* _WHAT THE TASK REQUIRES_
Each entry below is to be extracted exactly.

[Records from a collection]

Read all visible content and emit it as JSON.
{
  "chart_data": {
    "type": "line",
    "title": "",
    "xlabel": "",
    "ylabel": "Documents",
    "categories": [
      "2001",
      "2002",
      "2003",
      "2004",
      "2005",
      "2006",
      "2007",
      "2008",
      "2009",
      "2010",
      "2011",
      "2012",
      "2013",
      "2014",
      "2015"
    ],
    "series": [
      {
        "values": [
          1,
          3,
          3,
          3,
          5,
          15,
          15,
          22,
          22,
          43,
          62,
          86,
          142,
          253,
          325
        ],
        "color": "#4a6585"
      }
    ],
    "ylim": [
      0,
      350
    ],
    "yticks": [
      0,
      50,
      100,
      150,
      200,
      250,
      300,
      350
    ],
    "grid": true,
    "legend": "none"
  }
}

* _FINAL RESULT_
Read all visible content and emit it as JSON.
{
  "chart_data": {
    "type": "line",
    "title": "",
    "xlabel": "",
    "ylabel": "Documents",
    "categories": [
      "2001",
      "2002",
      "2003",
      "2004",
      "2005",
      "2006",
      "2007",
      "2008",
      "2009",
      "2010",
      "2011",
      "2012",
      "2013",
      "2014",
      "2015"
    ],
    "series": [
      {
        "values": [
          1,
          3,
          3,
          3,
          5,
          15,
          15,
          22,
          22,
          43,
          62,
          86,
          142,
          253,
          325
        ],
        "color": "#4a6585"
      }
    ],
    "ylim": [
      0,
      350
    ],
    "yticks": [
      0,
      50,
      100,
      150,
      200,
      250,
      300,
      350
    ],
    "grid": true,
    "legend": "none"
  }
}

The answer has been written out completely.